> _What you will do_
Keep the pictures out and restate every record exactly.

---- Input records

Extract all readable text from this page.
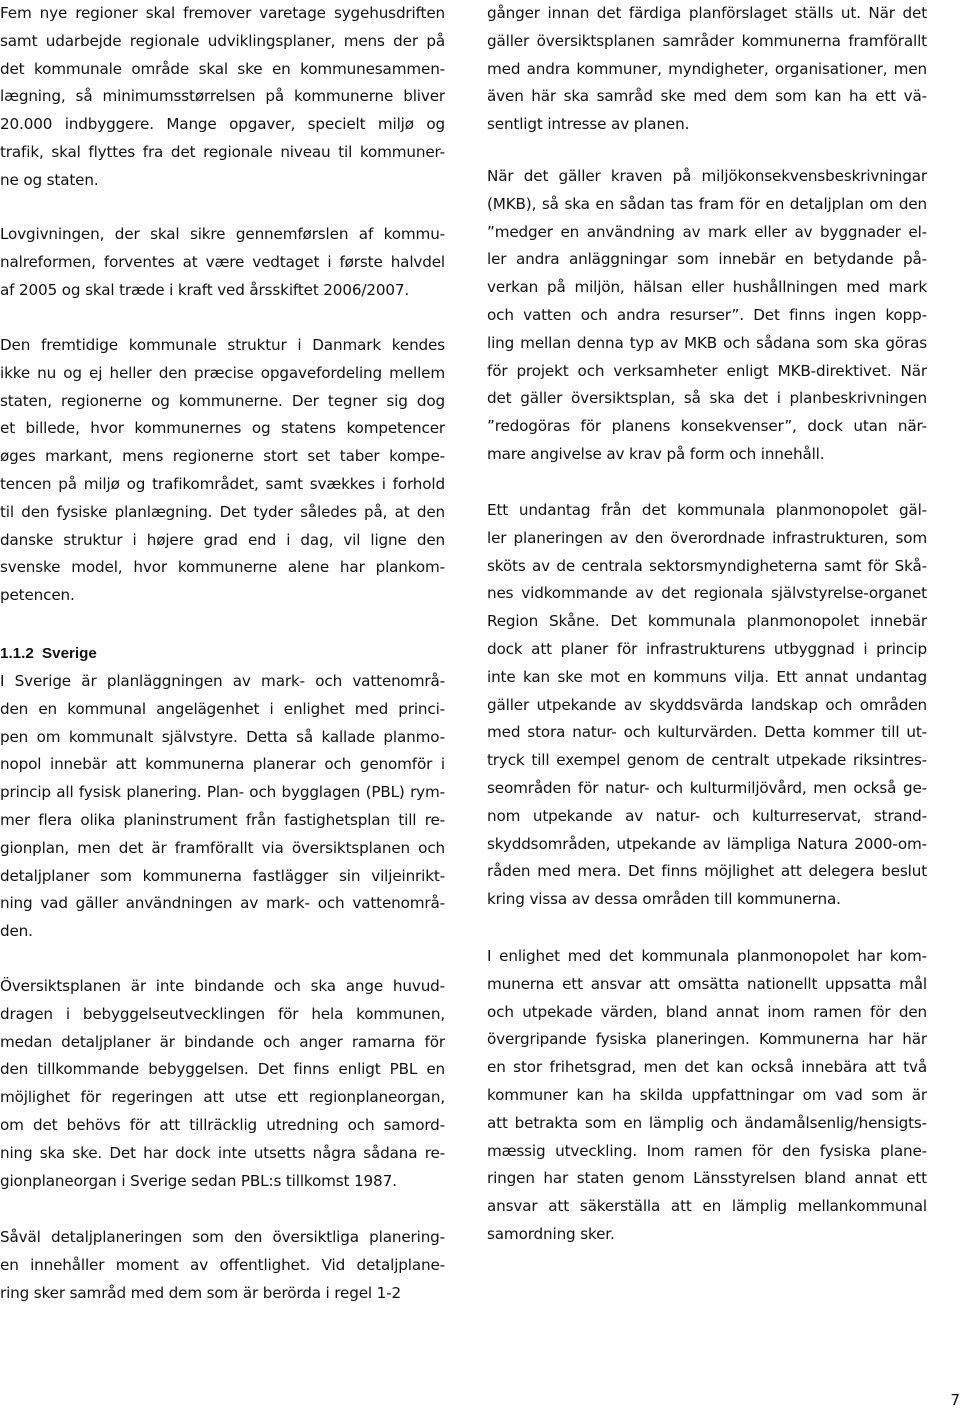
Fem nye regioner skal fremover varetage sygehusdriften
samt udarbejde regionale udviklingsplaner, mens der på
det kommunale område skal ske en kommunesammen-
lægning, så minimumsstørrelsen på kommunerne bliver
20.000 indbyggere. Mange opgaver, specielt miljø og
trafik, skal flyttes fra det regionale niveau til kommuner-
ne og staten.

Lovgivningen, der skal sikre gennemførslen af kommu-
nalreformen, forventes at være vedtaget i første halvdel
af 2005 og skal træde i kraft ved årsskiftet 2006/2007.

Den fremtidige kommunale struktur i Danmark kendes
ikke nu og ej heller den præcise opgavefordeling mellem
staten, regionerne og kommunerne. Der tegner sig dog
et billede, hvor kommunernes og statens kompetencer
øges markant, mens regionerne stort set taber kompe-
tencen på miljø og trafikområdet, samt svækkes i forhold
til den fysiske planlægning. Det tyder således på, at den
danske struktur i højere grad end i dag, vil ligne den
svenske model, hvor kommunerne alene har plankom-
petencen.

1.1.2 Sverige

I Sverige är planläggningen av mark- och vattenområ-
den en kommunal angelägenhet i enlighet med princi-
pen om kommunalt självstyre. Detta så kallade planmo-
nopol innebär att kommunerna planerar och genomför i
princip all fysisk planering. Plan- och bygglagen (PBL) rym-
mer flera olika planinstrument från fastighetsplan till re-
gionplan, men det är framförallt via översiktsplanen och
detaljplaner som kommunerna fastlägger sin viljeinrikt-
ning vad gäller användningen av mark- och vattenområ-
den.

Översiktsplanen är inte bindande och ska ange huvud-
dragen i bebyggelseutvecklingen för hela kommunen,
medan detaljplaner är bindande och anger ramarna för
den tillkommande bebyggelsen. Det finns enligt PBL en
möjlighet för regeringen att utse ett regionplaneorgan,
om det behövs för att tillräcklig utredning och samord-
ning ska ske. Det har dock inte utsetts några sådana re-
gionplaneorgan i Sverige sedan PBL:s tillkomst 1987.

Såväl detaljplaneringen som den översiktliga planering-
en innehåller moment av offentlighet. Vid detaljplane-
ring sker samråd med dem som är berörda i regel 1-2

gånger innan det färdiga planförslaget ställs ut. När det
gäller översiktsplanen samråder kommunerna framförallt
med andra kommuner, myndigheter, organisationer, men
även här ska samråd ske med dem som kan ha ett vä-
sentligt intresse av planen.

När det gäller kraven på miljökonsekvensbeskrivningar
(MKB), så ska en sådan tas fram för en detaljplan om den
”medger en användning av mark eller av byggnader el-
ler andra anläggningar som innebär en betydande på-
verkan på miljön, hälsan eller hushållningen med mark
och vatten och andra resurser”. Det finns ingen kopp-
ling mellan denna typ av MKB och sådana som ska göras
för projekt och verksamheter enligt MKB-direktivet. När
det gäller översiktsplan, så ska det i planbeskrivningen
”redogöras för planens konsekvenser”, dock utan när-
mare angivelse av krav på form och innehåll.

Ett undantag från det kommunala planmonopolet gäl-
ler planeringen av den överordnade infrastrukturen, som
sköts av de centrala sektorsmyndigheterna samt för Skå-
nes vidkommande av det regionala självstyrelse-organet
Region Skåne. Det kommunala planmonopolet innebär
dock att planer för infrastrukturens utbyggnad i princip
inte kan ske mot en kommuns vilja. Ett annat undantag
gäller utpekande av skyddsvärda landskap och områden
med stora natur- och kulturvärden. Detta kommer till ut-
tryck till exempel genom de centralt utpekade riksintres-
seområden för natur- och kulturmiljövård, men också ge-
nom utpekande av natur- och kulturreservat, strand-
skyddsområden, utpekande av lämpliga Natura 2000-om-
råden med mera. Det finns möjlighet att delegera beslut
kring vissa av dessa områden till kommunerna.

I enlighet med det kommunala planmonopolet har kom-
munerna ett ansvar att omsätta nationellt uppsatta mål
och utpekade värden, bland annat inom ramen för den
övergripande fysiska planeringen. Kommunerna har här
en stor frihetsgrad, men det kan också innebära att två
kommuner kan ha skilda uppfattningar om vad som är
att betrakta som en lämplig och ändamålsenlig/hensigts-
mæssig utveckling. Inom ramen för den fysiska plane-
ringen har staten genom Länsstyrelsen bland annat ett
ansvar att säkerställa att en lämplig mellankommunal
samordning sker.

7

--------

> _Reply_
Extract all readable text from this page.
Fem nye regioner skal fremover varetage sygehusdriften
samt udarbejde regionale udviklingsplaner, mens der på
det kommunale område skal ske en kommunesammen-
lægning, så minimumsstørrelsen på kommunerne bliver
20.000 indbyggere. Mange opgaver, specielt miljø og
trafik, skal flyttes fra det regionale niveau til kommuner-
ne og staten.

Lovgivningen, der skal sikre gennemførslen af kommu-
nalreformen, forventes at være vedtaget i første halvdel
af 2005 og skal træde i kraft ved årsskiftet 2006/2007.

Den fremtidige kommunale struktur i Danmark kendes
ikke nu og ej heller den præcise opgavefordeling mellem
staten, regionerne og kommunerne. Der tegner sig dog
et billede, hvor kommunernes og statens kompetencer
øges markant, mens regionerne stort set taber kompe-
tencen på miljø og trafikområdet, samt svækkes i forhold
til den fysiske planlægning. Det tyder således på, at den
danske struktur i højere grad end i dag, vil ligne den
svenske model, hvor kommunerne alene har plankom-
petencen.

1.1.2 Sverige

I Sverige är planläggningen av mark- och vattenområ-
den en kommunal angelägenhet i enlighet med princi-
pen om kommunalt självstyre. Detta så kallade planmo-
nopol innebär att kommunerna planerar och genomför i
princip all fysisk planering. Plan- och bygglagen (PBL) rym-
mer flera olika planinstrument från fastighetsplan till re-
gionplan, men det är framförallt via översiktsplanen och
detaljplaner som kommunerna fastlägger sin viljeinrikt-
ning vad gäller användningen av mark- och vattenområ-
den.

Översiktsplanen är inte bindande och ska ange huvud-
dragen i bebyggelseutvecklingen för hela kommunen,
medan detaljplaner är bindande och anger ramarna för
den tillkommande bebyggelsen. Det finns enligt PBL en
möjlighet för regeringen att utse ett regionplaneorgan,
om det behövs för att tillräcklig utredning och samord-
ning ska ske. Det har dock inte utsetts några sådana re-
gionplaneorgan i Sverige sedan PBL:s tillkomst 1987.

Såväl detaljplaneringen som den översiktliga planering-
en innehåller moment av offentlighet. Vid detaljplane-
ring sker samråd med dem som är berörda i regel 1-2

gånger innan det färdiga planförslaget ställs ut. När det
gäller översiktsplanen samråder kommunerna framförallt
med andra kommuner, myndigheter, organisationer, men
även här ska samråd ske med dem som kan ha ett vä-
sentligt intresse av planen.

När det gäller kraven på miljökonsekvensbeskrivningar
(MKB), så ska en sådan tas fram för en detaljplan om den
”medger en användning av mark eller av byggnader el-
ler andra anläggningar som innebär en betydande på-
verkan på miljön, hälsan eller hushållningen med mark
och vatten och andra resurser”. Det finns ingen kopp-
ling mellan denna typ av MKB och sådana som ska göras
för projekt och verksamheter enligt MKB-direktivet. När
det gäller översiktsplan, så ska det i planbeskrivningen
”redogöras för planens konsekvenser”, dock utan när-
mare angivelse av krav på form och innehåll.

Ett undantag från det kommunala planmonopolet gäl-
ler planeringen av den överordnade infrastrukturen, som
sköts av de centrala sektorsmyndigheterna samt för Skå-
nes vidkommande av det regionala självstyrelse-organet
Region Skåne. Det kommunala planmonopolet innebär
dock att planer för infrastrukturens utbyggnad i princip
inte kan ske mot en kommuns vilja. Ett annat undantag
gäller utpekande av skyddsvärda landskap och områden
med stora natur- och kulturvärden. Detta kommer till ut-
tryck till exempel genom de centralt utpekade riksintres-
seområden för natur- och kulturmiljövård, men också ge-
nom utpekande av natur- och kulturreservat, strand-
skyddsområden, utpekande av lämpliga Natura 2000-om-
råden med mera. Det finns möjlighet att delegera beslut
kring vissa av dessa områden till kommunerna.

I enlighet med det kommunala planmonopolet har kom-
munerna ett ansvar att omsätta nationellt uppsatta mål
och utpekade värden, bland annat inom ramen för den
övergripande fysiska planeringen. Kommunerna har här
en stor frihetsgrad, men det kan också innebära att två
kommuner kan ha skilda uppfattningar om vad som är
att betrakta som en lämplig och ändamålsenlig/hensigts-
mæssig utveckling. Inom ramen för den fysiska plane-
ringen har staten genom Länsstyrelsen bland annat ett
ansvar att säkerställa att en lämplig mellankommunal
samordning sker.

7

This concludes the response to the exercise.